**WHAT IS NEEDED**
Output a single figure: the number of lines in which the word "long" appears.

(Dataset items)

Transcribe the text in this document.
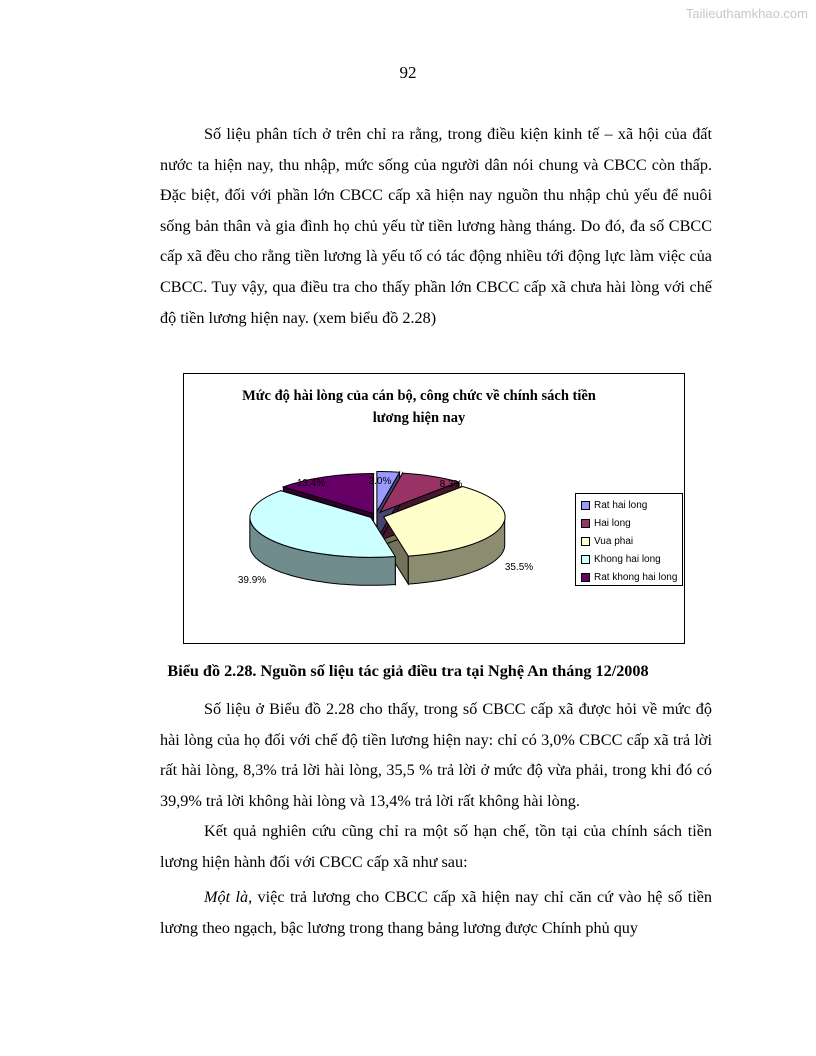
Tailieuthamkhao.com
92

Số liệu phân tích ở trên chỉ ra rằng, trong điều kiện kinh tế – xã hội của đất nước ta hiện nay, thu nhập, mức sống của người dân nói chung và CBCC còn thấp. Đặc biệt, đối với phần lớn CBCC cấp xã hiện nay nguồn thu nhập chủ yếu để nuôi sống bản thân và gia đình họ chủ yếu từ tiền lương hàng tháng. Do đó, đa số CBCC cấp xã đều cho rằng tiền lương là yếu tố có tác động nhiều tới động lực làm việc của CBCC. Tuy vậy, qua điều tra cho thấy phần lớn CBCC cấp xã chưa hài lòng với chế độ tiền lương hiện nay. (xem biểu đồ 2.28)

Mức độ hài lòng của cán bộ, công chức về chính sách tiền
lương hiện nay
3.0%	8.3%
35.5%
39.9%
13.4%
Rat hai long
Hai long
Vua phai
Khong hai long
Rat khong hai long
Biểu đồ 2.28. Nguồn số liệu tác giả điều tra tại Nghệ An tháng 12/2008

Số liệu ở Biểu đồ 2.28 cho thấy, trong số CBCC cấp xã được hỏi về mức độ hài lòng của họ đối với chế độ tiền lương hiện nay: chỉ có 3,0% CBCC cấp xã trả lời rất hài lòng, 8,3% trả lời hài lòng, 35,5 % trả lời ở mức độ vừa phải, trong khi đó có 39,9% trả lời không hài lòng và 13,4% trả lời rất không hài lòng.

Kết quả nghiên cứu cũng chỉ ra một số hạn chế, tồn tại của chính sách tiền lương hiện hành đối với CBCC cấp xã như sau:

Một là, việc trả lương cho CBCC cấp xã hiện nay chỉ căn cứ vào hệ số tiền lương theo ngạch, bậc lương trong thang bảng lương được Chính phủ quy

==

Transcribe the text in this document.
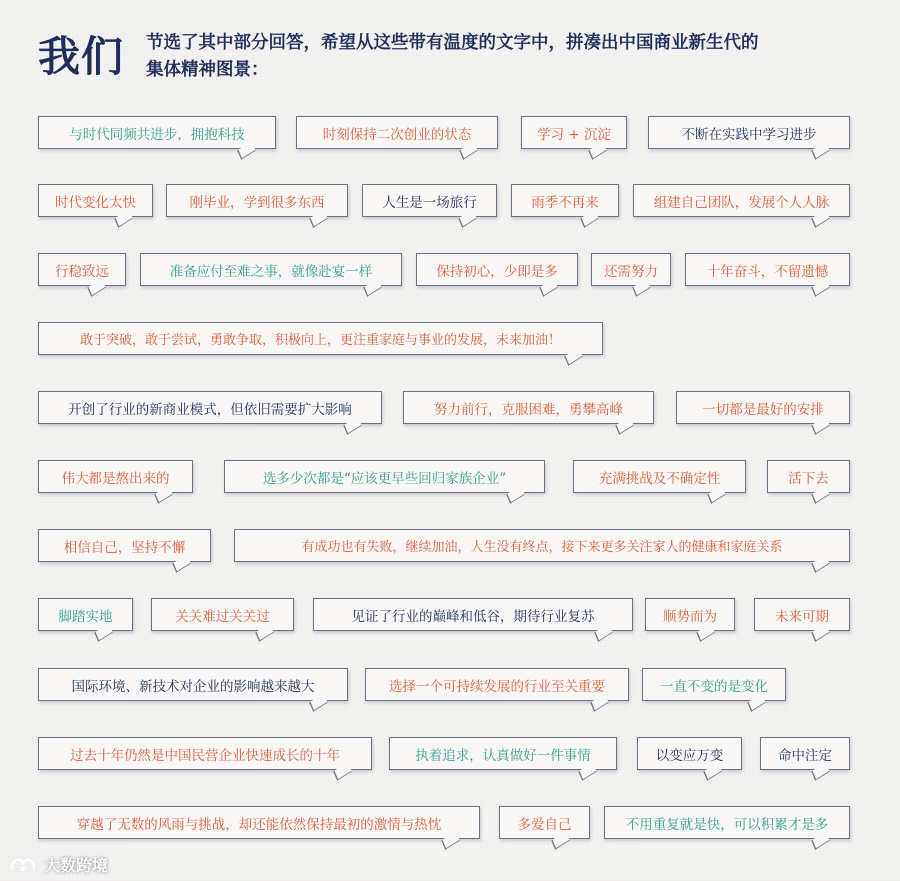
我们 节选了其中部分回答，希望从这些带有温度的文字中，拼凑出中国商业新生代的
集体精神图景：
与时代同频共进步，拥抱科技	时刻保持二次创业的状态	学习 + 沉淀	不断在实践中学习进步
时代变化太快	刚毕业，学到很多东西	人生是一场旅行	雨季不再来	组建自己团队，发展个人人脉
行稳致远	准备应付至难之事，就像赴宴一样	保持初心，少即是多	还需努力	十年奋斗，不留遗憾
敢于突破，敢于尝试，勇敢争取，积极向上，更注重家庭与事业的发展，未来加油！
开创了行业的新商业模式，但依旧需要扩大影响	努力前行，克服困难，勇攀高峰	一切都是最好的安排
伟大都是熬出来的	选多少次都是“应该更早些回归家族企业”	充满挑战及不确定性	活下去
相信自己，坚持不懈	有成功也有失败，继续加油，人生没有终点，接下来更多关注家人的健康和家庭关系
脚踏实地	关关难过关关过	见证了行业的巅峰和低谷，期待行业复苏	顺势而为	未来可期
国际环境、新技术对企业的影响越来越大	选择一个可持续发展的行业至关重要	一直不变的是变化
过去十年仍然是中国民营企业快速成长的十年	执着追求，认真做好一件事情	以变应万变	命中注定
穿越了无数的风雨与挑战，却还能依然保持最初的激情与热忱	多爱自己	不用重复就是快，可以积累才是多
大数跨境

**REPLY**
4